| Goal |
Transcribe each record exactly. Include every one.

Records from a dataset
◆ ◆ ◆

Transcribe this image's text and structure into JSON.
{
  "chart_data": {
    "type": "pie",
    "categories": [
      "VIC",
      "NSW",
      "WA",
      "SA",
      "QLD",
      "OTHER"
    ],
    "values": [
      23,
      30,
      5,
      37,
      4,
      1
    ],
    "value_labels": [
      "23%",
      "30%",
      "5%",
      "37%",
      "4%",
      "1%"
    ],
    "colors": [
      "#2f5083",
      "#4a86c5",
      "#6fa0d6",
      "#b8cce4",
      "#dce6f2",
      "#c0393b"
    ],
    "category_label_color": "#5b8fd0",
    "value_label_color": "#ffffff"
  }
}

◆ ◆ ◆

| Solved exercise |
Transcribe this image's text and structure into JSON.
{
  "chart_data": {
    "type": "pie",
    "categories": [
      "VIC",
      "NSW",
      "WA",
      "SA",
      "QLD",
      "OTHER"
    ],
    "values": [
      23,
      30,
      5,
      37,
      4,
      1
    ],
    "value_labels": [
      "23%",
      "30%",
      "5%",
      "37%",
      "4%",
      "1%"
    ],
    "colors": [
      "#2f5083",
      "#4a86c5",
      "#6fa0d6",
      "#b8cce4",
      "#dce6f2",
      "#c0393b"
    ],
    "category_label_color": "#5b8fd0",
    "value_label_color": "#ffffff"
  }
}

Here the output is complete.